→ **TASK REQUIREMENTS**
Copy all lines below containing "name".

[A block of data]
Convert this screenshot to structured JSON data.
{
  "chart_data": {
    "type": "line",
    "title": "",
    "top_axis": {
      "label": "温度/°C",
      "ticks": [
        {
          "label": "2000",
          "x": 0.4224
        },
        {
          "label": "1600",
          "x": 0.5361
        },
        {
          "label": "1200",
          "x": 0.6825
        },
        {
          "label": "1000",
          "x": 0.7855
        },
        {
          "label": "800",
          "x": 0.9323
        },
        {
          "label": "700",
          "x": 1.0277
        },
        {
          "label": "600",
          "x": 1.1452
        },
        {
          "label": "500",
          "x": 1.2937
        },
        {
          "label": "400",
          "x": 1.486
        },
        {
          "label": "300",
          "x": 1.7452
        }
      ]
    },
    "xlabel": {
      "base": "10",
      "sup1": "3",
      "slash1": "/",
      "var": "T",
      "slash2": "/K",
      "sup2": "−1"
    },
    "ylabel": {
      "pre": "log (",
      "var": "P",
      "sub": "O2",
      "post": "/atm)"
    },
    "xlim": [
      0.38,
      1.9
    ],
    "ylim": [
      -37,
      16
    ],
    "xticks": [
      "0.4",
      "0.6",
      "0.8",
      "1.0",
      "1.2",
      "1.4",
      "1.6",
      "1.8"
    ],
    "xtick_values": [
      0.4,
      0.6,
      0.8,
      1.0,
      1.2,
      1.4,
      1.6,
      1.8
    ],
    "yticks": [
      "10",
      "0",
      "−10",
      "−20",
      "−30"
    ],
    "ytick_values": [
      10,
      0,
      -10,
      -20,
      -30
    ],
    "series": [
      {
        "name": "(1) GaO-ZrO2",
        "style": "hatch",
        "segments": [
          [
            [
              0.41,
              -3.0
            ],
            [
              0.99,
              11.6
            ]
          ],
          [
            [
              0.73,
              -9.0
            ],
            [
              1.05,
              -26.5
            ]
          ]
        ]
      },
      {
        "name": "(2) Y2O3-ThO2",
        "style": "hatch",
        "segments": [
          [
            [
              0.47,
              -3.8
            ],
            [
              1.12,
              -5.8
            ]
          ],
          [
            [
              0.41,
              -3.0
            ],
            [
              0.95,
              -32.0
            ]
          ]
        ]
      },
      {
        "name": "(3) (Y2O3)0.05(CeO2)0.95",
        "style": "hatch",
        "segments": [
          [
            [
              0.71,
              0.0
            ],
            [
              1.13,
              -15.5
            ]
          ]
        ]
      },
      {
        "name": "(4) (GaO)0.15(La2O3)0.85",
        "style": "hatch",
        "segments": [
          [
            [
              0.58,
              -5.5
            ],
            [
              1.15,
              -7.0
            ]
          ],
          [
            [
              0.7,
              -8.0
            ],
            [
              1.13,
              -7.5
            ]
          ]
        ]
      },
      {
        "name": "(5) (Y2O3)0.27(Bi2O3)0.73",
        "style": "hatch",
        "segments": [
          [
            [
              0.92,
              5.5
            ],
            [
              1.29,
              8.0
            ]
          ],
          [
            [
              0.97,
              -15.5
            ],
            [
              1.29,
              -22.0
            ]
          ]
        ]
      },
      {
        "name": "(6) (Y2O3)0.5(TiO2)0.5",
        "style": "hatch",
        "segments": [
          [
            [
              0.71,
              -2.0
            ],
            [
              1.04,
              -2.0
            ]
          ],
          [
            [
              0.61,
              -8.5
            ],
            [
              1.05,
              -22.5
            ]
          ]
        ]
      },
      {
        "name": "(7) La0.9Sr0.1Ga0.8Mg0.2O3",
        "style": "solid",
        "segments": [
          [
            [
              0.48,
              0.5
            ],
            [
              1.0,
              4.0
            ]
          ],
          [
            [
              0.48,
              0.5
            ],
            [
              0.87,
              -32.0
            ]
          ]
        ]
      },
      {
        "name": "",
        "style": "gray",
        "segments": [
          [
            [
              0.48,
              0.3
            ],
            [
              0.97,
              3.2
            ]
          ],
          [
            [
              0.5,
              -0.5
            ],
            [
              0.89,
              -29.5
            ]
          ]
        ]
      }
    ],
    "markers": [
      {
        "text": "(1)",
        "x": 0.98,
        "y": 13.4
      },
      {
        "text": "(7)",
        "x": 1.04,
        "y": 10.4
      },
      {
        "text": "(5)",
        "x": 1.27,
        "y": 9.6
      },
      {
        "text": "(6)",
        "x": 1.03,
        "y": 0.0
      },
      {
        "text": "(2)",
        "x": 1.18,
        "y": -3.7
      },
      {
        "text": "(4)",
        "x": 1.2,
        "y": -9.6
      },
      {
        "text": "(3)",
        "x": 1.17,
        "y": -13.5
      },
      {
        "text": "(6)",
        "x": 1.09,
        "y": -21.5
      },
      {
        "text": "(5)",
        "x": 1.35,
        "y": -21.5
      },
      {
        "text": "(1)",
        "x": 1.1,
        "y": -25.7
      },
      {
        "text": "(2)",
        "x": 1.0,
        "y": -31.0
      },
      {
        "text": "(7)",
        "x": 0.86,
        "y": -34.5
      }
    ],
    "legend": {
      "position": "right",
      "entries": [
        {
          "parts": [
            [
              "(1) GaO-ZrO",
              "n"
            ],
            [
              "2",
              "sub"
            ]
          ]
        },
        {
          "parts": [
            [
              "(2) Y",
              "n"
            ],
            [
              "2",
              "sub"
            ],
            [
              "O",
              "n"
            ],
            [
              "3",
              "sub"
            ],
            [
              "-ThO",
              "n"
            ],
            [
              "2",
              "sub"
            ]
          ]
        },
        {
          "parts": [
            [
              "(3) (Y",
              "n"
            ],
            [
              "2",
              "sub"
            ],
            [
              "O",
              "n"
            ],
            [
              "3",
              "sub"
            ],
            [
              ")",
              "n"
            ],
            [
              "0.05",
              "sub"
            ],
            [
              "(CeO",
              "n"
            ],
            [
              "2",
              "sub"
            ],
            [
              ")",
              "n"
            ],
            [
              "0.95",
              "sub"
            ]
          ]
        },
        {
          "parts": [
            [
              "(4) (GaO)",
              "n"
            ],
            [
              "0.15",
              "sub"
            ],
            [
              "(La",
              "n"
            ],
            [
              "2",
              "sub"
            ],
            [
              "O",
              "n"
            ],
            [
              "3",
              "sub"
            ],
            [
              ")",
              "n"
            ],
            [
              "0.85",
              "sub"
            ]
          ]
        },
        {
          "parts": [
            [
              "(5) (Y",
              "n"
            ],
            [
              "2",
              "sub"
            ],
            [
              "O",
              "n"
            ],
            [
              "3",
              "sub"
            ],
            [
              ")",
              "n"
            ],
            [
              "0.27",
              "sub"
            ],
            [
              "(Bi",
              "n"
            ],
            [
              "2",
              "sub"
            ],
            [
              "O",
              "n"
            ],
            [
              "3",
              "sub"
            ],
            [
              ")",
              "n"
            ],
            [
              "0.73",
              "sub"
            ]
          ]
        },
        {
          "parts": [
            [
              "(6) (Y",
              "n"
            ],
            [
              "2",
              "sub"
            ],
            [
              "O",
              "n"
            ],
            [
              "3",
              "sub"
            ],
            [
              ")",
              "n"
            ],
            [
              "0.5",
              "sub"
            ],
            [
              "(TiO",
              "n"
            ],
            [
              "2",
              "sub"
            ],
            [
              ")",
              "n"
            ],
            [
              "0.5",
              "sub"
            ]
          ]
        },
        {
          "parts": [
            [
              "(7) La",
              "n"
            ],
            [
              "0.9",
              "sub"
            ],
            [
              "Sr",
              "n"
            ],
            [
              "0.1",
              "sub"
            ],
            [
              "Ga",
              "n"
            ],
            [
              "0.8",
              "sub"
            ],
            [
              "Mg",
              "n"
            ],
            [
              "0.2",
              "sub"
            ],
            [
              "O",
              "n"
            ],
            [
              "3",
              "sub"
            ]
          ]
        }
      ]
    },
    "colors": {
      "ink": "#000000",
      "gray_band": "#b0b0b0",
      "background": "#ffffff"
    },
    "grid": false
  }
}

→ **TASK RESPONSE**
        "name": "(1) GaO-ZrO2",
        "name": "(2) Y2O3-ThO2",
        "name": "(3) (Y2O3)0.05(CeO2)0.95",
        "name": "(4) (GaO)0.15(La2O3)0.85",
        "name": "(5) (Y2O3)0.27(Bi2O3)0.73",
        "name": "(6) (Y2O3)0.5(TiO2)0.5",
        "name": "(7) La0.9Sr0.1Ga0.8Mg0.2O3",
        "name": "",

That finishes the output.